:: Source passage ::
* begin *
Limited statehood shifts the analysis from seeing armed groups only as terrorist actors to understanding them as competitors for political authority.
Limited Statehood: How Armed Groups Fill Governance Gaps in Sub-Saharan Africa
When state authority is weak or absent, armed groups may seize the opportunity not only to fight national authorities, but also to create rules, tax civilians, regulate behaviour, impose their own concept of justice, and act as de facto governments claiming authority over civilian life. This situation is closely linked to the concept of limited statehood, where the state formally exists but cannot fully enforce its authority across all its territory. The following sections define limited statehood, examine why it emerges, and discuss how governance can be sustained when state authority is weak.
What Is Limited Statehood?
* end *
:: Work to be completed ::
Reproduce the passage on limited statehood from "Limited statehood shifts" up to and including "Is Limited Statehood?", renaming "state authority" as "government authority" wherever it occurs. The data that follows is separate material, unrelated to the passage on limited statehood.

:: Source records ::
* begin *
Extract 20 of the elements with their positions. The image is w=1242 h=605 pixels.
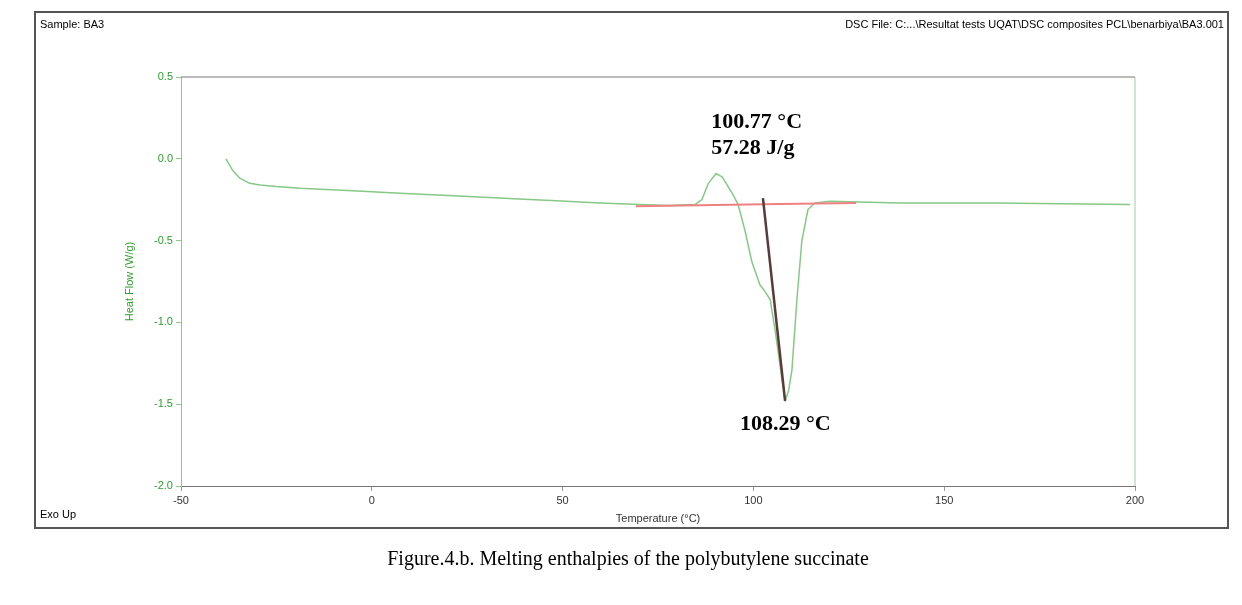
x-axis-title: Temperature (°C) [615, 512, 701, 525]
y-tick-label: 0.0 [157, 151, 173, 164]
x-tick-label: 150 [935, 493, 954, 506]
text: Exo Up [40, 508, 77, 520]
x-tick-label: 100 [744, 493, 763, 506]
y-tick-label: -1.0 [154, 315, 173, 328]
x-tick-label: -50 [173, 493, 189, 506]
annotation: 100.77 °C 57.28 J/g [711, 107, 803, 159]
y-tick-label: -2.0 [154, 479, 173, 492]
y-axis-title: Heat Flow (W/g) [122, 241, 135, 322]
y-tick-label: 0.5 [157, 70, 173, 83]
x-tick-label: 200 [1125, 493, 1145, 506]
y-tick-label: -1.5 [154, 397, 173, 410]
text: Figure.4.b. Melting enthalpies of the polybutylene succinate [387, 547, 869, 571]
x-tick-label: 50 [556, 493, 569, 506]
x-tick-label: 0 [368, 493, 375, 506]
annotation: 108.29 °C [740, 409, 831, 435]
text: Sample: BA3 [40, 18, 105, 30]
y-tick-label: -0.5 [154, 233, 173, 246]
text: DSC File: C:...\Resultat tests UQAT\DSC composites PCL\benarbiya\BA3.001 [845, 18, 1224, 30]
* end *
* begin *
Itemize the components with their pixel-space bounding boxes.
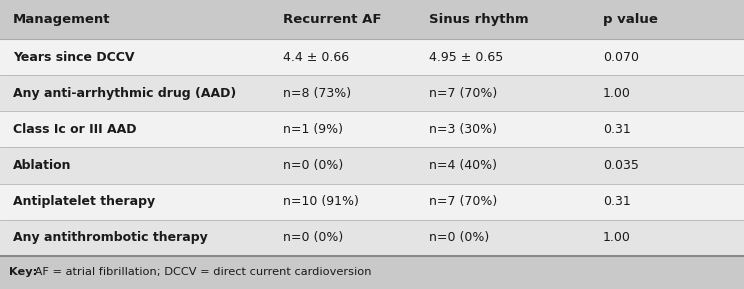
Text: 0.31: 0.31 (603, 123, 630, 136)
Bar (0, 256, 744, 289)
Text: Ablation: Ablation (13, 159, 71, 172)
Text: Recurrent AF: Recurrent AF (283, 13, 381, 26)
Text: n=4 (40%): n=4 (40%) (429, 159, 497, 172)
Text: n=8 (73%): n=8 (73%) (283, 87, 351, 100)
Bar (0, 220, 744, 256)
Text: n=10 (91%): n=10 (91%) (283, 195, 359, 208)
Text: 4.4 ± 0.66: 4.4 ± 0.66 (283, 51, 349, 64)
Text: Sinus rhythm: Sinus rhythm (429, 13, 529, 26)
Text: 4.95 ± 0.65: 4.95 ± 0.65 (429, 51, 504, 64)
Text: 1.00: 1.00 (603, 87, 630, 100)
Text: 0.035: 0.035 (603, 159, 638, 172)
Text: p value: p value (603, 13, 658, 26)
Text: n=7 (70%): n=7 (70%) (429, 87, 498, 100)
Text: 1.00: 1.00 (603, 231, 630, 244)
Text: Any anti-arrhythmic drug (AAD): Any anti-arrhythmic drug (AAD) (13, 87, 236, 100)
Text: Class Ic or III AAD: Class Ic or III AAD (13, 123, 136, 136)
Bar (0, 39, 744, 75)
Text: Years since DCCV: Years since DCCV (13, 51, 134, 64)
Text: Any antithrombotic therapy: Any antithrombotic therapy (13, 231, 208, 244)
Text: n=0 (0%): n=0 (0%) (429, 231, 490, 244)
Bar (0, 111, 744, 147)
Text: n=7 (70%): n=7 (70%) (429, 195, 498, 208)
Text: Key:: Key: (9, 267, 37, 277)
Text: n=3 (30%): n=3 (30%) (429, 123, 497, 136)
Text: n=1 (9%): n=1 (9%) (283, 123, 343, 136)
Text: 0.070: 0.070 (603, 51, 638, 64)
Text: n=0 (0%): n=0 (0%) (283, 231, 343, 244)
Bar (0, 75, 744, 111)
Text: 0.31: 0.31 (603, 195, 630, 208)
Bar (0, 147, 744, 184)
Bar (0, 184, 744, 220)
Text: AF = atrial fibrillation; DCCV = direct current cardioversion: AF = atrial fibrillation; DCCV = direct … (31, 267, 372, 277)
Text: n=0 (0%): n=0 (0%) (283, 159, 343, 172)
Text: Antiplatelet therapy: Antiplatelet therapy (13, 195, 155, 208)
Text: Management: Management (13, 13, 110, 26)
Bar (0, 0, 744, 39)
* end *
:: Full solution ::
Limited statehood shifts the analysis from seeing armed groups only as terrorist actors to understanding them as competitors for political authority.
Limited Statehood: How Armed Groups Fill Governance Gaps in Sub-Saharan Africa
When government authority is weak or absent, armed groups may seize the opportunity not only to fight national authorities, but also to create rules, tax civilians, regulate behaviour, impose their own concept of justice, and act as de facto governments claiming authority over civilian life. This situation is closely linked to the concept of limited statehood, where the state formally exists but cannot fully enforce its authority across all its territory. The following sections define limited statehood, examine why it emerges, and discuss how governance can be sustained when government authority is weak.
What Is Limited Statehood?